## Begin DATASET

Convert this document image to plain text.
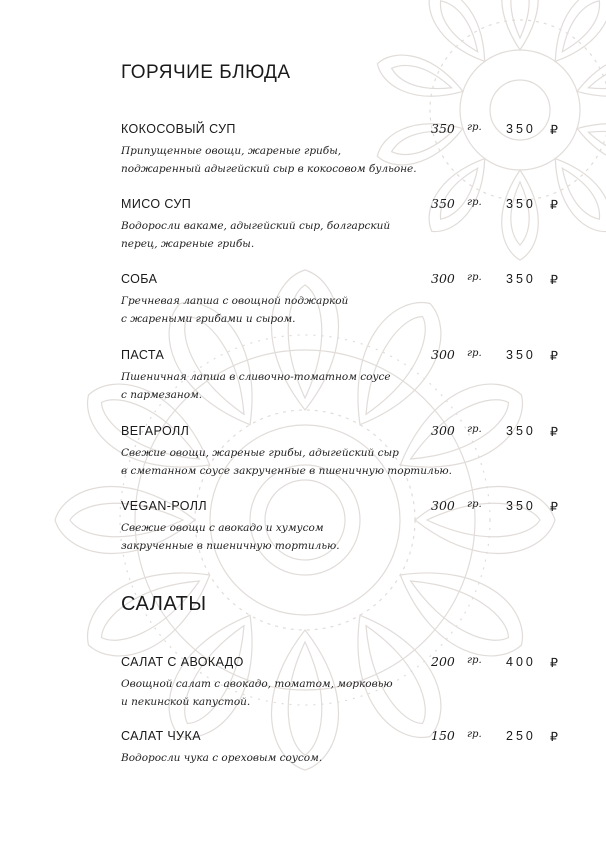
ГОРЯЧИЕ БЛЮДА
КОКОСОВЫЙ СУП	350 гр. 350 ₽
Припущенные овощи, жареные грибы,
поджаренный адыгейский сыр в кокосовом бульоне.
МИСО СУП	350 гр. 350 ₽
Водоросли вакаме, адыгейский сыр, болгарский
перец, жареные грибы.
СОБА	300 гр. 350 ₽
Гречневая лапша с овощной поджаркой
с жареными грибами и сыром.
ПАСТА	300 гр. 350 ₽
Пшеничная лапша в сливочно-томатном соусе
с пармезаном.
ВЕГАРОЛЛ	300 гр. 350 ₽
Свежие овощи, жареные грибы, адыгейский сыр
в сметанном соусе закрученные в пшеничную тортилью.
VEGAN-РОЛЛ	300 гр. 350 ₽
Свежие овощи с авокадо и хумусом
закрученные в пшеничную тортилью.
САЛАТЫ
САЛАТ С АВОКАДО	200 гр. 400 ₽
Овощной салат с авокадо, томатом, морковью
и пекинской капустой.
САЛАТ ЧУКА	150 гр. 250 ₽
Водоросли чука с ореховым соусом.
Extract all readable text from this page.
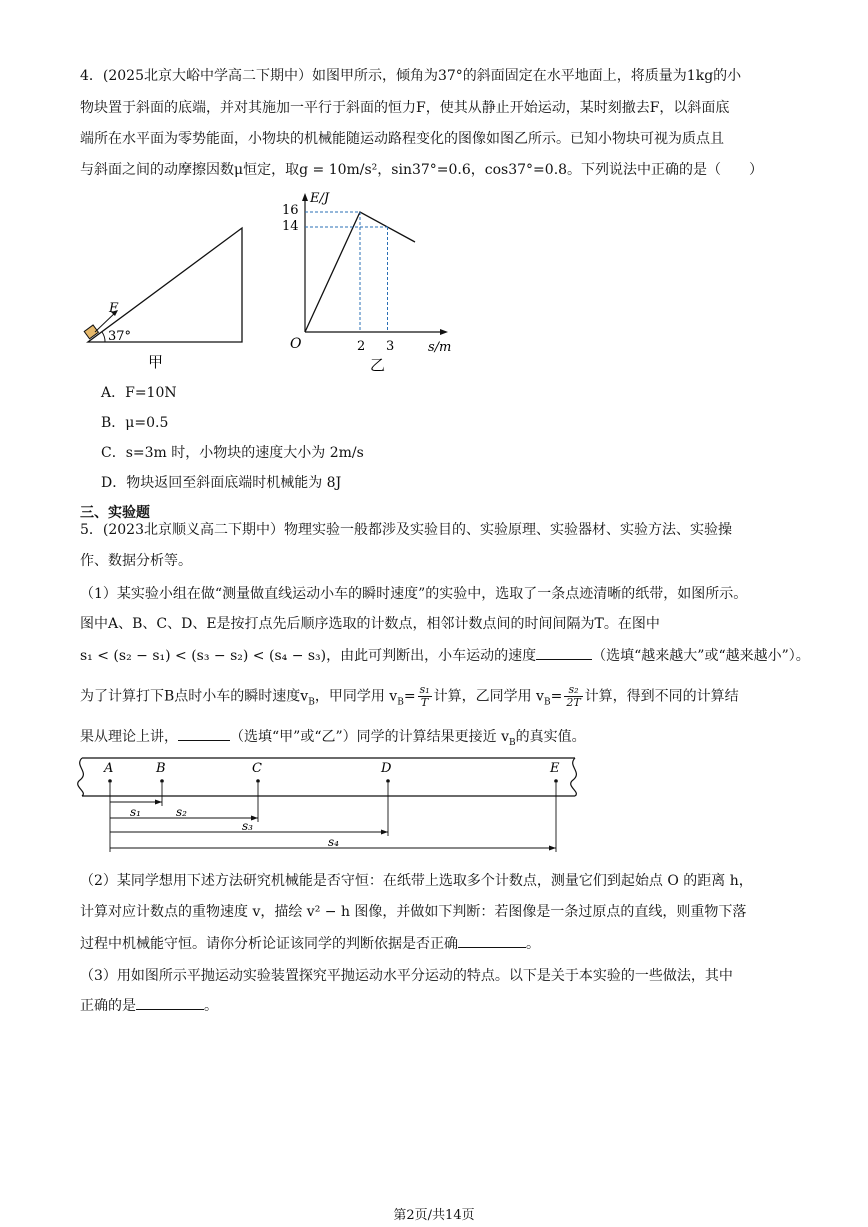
4．(2025北京大峪中学高二下期中）如图甲所示，倾角为37°的斜面固定在水平地面上，将质量为1kg的小
物块置于斜面的底端，并对其施加一平行于斜面的恒力F，使其从静止开始运动，某时刻撤去F，以斜面底
端所在水平面为零势能面，小物块的机械能随运动路程变化的图像如图乙所示。已知小物块可视为质点且
与斜面之间的动摩擦因数μ恒定，取g = 10m/s²，sin37°=0.6，cos37°=0.8。下列说法中正确的是（　　）
F
37°
甲
E/J
s/m
O
16
14
2 3
乙
A．F=10N
B．μ=0.5
C．s=3m 时，小物块的速度大小为 2m/s
D．物块返回至斜面底端时机械能为 8J
三、实验题
5．(2023北京顺义高二下期中）物理实验一般都涉及实验目的、实验原理、实验器材、实验方法、实验操
作、数据分析等。
（1）某实验小组在做“测量做直线运动小车的瞬时速度”的实验中，选取了一条点迹清晰的纸带，如图所示。
图中A、B、C、D、E是按打点先后顺序选取的计数点，相邻计数点间的时间间隔为T。在图中
s₁ < (s₂ − s₁) < (s₃ − s₂) < (s₄ − s₃)，由此可判断出，小车运动的速度	（选填“越来越大”或“越来越小”）。
为了计算打下B点时小车的瞬时速度$v_B$，甲同学用 $v_B= \frac{\text{s₁}}{T}$ 计算，乙同学用 $v_B= \frac{\text{s₂}}{2T}$ 计算，得到不同的计算结
果从理论上讲，	（选填“甲”或“乙”）同学的计算结果更接近 $v_B$的真实值。
A	B	C	D	E
s₁	s₂
s₃
s₄
（2）某同学想用下述方法研究机械能是否守恒：在纸带上选取多个计数点，测量它们到起始点 O 的距离 h，
计算对应计数点的重物速度 v，描绘 v² − h 图像，并做如下判断：若图像是一条过原点的直线，则重物下落
过程中机械能守恒。请你分析论证该同学的判断依据是否正确	。
（3）用如图所示平抛运动实验装置探究平抛运动水平分运动的特点。以下是关于本实验的一些做法，其中
正确的是	。
第2页/共14页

## End DATASET

Could you reproduce every record above exactly, leaving out the pictures?

Convert this document image to plain text.
ГОРЯЧИЕ БЛЮДА
КОКОСОВЫЙ СУП	350 гр. 350 ₽
Припущенные овощи, жареные грибы,
поджаренный адыгейский сыр в кокосовом бульоне.
МИСО СУП	350 гр. 350 ₽
Водоросли вакаме, адыгейский сыр, болгарский
перец, жареные грибы.
СОБА	300 гр. 350 ₽
Гречневая лапша с овощной поджаркой
с жареными грибами и сыром.
ПАСТА	300 гр. 350 ₽
Пшеничная лапша в сливочно-томатном соусе
с пармезаном.
ВЕГАРОЛЛ	300 гр. 350 ₽
Свежие овощи, жареные грибы, адыгейский сыр
в сметанном соусе закрученные в пшеничную тортилью.
VEGAN-РОЛЛ	300 гр. 350 ₽
Свежие овощи с авокадо и хумусом
закрученные в пшеничную тортилью.
САЛАТЫ
САЛАТ С АВОКАДО	200 гр. 400 ₽
Овощной салат с авокадо, томатом, морковью
и пекинской капустой.
САЛАТ ЧУКА	150 гр. 250 ₽
Водоросли чука с ореховым соусом.
Extract all readable text from this page.
4．(2025北京大峪中学高二下期中）如图甲所示，倾角为37°的斜面固定在水平地面上，将质量为1kg的小
物块置于斜面的底端，并对其施加一平行于斜面的恒力F，使其从静止开始运动，某时刻撤去F，以斜面底
端所在水平面为零势能面，小物块的机械能随运动路程变化的图像如图乙所示。已知小物块可视为质点且
与斜面之间的动摩擦因数μ恒定，取g = 10m/s²，sin37°=0.6，cos37°=0.8。下列说法中正确的是（　　）
F
37°
甲
E/J
s/m
O
16
14
2 3
乙
A．F=10N
B．μ=0.5
C．s=3m 时，小物块的速度大小为 2m/s
D．物块返回至斜面底端时机械能为 8J
三、实验题
5．(2023北京顺义高二下期中）物理实验一般都涉及实验目的、实验原理、实验器材、实验方法、实验操
作、数据分析等。
（1）某实验小组在做“测量做直线运动小车的瞬时速度”的实验中，选取了一条点迹清晰的纸带，如图所示。
图中A、B、C、D、E是按打点先后顺序选取的计数点，相邻计数点间的时间间隔为T。在图中
s₁ < (s₂ − s₁) < (s₃ − s₂) < (s₄ − s₃)，由此可判断出，小车运动的速度	（选填“越来越大”或“越来越小”）。
为了计算打下B点时小车的瞬时速度$v_B$，甲同学用 $v_B= \frac{\text{s₁}}{T}$ 计算，乙同学用 $v_B= \frac{\text{s₂}}{2T}$ 计算，得到不同的计算结
果从理论上讲，	（选填“甲”或“乙”）同学的计算结果更接近 $v_B$的真实值。
A	B	C	D	E
s₁	s₂
s₃
s₄
（2）某同学想用下述方法研究机械能是否守恒：在纸带上选取多个计数点，测量它们到起始点 O 的距离 h，
计算对应计数点的重物速度 v，描绘 v² − h 图像，并做如下判断：若图像是一条过原点的直线，则重物下落
过程中机械能守恒。请你分析论证该同学的判断依据是否正确	。
（3）用如图所示平抛运动实验装置探究平抛运动水平分运动的特点。以下是关于本实验的一些做法，其中
正确的是	。
第2页/共14页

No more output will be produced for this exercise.